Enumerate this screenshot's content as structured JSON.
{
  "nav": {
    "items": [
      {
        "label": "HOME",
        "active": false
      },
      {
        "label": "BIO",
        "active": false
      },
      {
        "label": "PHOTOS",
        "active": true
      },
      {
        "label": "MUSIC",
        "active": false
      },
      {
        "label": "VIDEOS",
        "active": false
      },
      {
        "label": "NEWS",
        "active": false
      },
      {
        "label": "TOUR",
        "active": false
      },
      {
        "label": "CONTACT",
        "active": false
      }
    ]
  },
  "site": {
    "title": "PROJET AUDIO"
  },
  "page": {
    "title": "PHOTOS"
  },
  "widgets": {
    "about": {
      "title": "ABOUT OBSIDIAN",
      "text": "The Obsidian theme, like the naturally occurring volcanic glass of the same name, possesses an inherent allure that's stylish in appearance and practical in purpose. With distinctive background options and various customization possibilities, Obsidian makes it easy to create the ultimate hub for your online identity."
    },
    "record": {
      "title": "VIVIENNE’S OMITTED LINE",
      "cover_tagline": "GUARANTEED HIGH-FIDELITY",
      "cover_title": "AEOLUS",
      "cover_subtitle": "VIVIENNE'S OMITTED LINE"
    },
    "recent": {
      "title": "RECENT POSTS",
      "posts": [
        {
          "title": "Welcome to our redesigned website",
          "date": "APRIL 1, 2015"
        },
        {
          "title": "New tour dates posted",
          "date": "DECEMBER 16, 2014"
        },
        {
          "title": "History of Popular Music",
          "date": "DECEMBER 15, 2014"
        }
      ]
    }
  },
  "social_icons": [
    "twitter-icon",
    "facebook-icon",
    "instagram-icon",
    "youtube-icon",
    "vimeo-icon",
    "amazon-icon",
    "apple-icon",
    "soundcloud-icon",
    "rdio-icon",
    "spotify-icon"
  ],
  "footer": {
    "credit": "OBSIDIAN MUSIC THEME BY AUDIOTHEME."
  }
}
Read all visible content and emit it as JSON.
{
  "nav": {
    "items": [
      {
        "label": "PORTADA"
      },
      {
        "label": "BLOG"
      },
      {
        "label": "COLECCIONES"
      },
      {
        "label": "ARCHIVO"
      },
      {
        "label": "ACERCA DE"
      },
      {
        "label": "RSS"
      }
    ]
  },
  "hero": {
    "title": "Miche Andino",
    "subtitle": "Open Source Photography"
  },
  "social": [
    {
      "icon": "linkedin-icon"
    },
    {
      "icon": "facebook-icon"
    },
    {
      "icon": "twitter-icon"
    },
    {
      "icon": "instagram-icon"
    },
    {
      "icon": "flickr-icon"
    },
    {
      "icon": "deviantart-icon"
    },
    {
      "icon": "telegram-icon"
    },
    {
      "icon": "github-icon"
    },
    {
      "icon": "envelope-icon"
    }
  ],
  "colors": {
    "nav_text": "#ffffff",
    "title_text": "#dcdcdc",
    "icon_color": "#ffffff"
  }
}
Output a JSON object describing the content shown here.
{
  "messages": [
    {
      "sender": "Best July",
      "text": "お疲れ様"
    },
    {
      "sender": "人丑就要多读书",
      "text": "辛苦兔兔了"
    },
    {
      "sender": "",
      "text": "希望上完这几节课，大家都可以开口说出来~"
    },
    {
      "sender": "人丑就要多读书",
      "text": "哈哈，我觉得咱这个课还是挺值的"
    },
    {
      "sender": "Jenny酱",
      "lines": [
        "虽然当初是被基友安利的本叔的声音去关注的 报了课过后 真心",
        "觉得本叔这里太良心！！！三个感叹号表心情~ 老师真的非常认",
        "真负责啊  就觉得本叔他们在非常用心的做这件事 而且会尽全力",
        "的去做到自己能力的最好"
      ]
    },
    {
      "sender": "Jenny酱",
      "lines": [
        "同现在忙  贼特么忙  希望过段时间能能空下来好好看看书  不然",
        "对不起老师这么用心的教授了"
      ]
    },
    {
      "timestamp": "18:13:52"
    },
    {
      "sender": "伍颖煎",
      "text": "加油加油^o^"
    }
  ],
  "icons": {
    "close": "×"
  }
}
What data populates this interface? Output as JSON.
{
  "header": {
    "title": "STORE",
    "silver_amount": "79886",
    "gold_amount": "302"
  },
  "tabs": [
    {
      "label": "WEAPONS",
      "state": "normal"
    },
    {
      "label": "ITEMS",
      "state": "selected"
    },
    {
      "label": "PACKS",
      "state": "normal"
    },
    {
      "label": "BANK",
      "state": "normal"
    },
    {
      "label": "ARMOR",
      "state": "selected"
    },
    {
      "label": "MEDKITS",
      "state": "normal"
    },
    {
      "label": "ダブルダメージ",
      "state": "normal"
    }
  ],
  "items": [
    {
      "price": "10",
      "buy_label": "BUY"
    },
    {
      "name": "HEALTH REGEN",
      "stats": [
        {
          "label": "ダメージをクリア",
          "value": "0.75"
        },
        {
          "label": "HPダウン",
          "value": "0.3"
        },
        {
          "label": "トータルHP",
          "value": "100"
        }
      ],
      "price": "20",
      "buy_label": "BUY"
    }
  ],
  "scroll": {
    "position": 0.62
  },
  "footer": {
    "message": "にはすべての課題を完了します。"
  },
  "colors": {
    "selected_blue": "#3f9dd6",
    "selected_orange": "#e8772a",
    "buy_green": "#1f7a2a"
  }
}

WHAT NEEDS TO BE DONE: Reproduce the listing above verbatim, from first line to last.

PROBLEM SOLUTION:
Enumerate this screenshot's content as structured JSON.
{
  "nav": {
    "items": [
      {
        "label": "HOME",
        "active": false
      },
      {
        "label": "BIO",
        "active": false
      },
      {
        "label": "PHOTOS",
        "active": true
      },
      {
        "label": "MUSIC",
        "active": false
      },
      {
        "label": "VIDEOS",
        "active": false
      },
      {
        "label": "NEWS",
        "active": false
      },
      {
        "label": "TOUR",
        "active": false
      },
      {
        "label": "CONTACT",
        "active": false
      }
    ]
  },
  "site": {
    "title": "PROJET AUDIO"
  },
  "page": {
    "title": "PHOTOS"
  },
  "widgets": {
    "about": {
      "title": "ABOUT OBSIDIAN",
      "text": "The Obsidian theme, like the naturally occurring volcanic glass of the same name, possesses an inherent allure that's stylish in appearance and practical in purpose. With distinctive background options and various customization possibilities, Obsidian makes it easy to create the ultimate hub for your online identity."
    },
    "record": {
      "title": "VIVIENNE’S OMITTED LINE",
      "cover_tagline": "GUARANTEED HIGH-FIDELITY",
      "cover_title": "AEOLUS",
      "cover_subtitle": "VIVIENNE'S OMITTED LINE"
    },
    "recent": {
      "title": "RECENT POSTS",
      "posts": [
        {
          "title": "Welcome to our redesigned website",
          "date": "APRIL 1, 2015"
        },
        {
          "title": "New tour dates posted",
          "date": "DECEMBER 16, 2014"
        },
        {
          "title": "History of Popular Music",
          "date": "DECEMBER 15, 2014"
        }
      ]
    }
  },
  "social_icons": [
    "twitter-icon",
    "facebook-icon",
    "instagram-icon",
    "youtube-icon",
    "vimeo-icon",
    "amazon-icon",
    "apple-icon",
    "soundcloud-icon",
    "rdio-icon",
    "spotify-icon"
  ],
  "footer": {
    "credit": "OBSIDIAN MUSIC THEME BY AUDIOTHEME."
  }
}
Read all visible content and emit it as JSON.
{
  "nav": {
    "items": [
      {
        "label": "PORTADA"
      },
      {
        "label": "BLOG"
      },
      {
        "label": "COLECCIONES"
      },
      {
        "label": "ARCHIVO"
      },
      {
        "label": "ACERCA DE"
      },
      {
        "label": "RSS"
      }
    ]
  },
  "hero": {
    "title": "Miche Andino",
    "subtitle": "Open Source Photography"
  },
  "social": [
    {
      "icon": "linkedin-icon"
    },
    {
      "icon": "facebook-icon"
    },
    {
      "icon": "twitter-icon"
    },
    {
      "icon": "instagram-icon"
    },
    {
      "icon": "flickr-icon"
    },
    {
      "icon": "deviantart-icon"
    },
    {
      "icon": "telegram-icon"
    },
    {
      "icon": "github-icon"
    },
    {
      "icon": "envelope-icon"
    }
  ],
  "colors": {
    "nav_text": "#ffffff",
    "title_text": "#dcdcdc",
    "icon_color": "#ffffff"
  }
}
Output a JSON object describing the content shown here.
{
  "messages": [
    {
      "sender": "Best July",
      "text": "お疲れ様"
    },
    {
      "sender": "人丑就要多读书",
      "text": "辛苦兔兔了"
    },
    {
      "sender": "",
      "text": "希望上完这几节课，大家都可以开口说出来~"
    },
    {
      "sender": "人丑就要多读书",
      "text": "哈哈，我觉得咱这个课还是挺值的"
    },
    {
      "sender": "Jenny酱",
      "lines": [
        "虽然当初是被基友安利的本叔的声音去关注的 报了课过后 真心",
        "觉得本叔这里太良心！！！三个感叹号表心情~ 老师真的非常认",
        "真负责啊  就觉得本叔他们在非常用心的做这件事 而且会尽全力",
        "的去做到自己能力的最好"
      ]
    },
    {
      "sender": "Jenny酱",
      "lines": [
        "同现在忙  贼特么忙  希望过段时间能能空下来好好看看书  不然",
        "对不起老师这么用心的教授了"
      ]
    },
    {
      "timestamp": "18:13:52"
    },
    {
      "sender": "伍颖煎",
      "text": "加油加油^o^"
    }
  ],
  "icons": {
    "close": "×"
  }
}
What data populates this interface? Output as JSON.
{
  "header": {
    "title": "STORE",
    "silver_amount": "79886",
    "gold_amount": "302"
  },
  "tabs": [
    {
      "label": "WEAPONS",
      "state": "normal"
    },
    {
      "label": "ITEMS",
      "state": "selected"
    },
    {
      "label": "PACKS",
      "state": "normal"
    },
    {
      "label": "BANK",
      "state": "normal"
    },
    {
      "label": "ARMOR",
      "state": "selected"
    },
    {
      "label": "MEDKITS",
      "state": "normal"
    },
    {
      "label": "ダブルダメージ",
      "state": "normal"
    }
  ],
  "items": [
    {
      "price": "10",
      "buy_label": "BUY"
    },
    {
      "name": "HEALTH REGEN",
      "stats": [
        {
          "label": "ダメージをクリア",
          "value": "0.75"
        },
        {
          "label": "HPダウン",
          "value": "0.3"
        },
        {
          "label": "トータルHP",
          "value": "100"
        }
      ],
      "price": "20",
      "buy_label": "BUY"
    }
  ],
  "scroll": {
    "position": 0.62
  },
  "footer": {
    "message": "にはすべての課題を完了します。"
  },
  "colors": {
    "selected_blue": "#3f9dd6",
    "selected_orange": "#e8772a",
    "buy_green": "#1f7a2a"
  }
}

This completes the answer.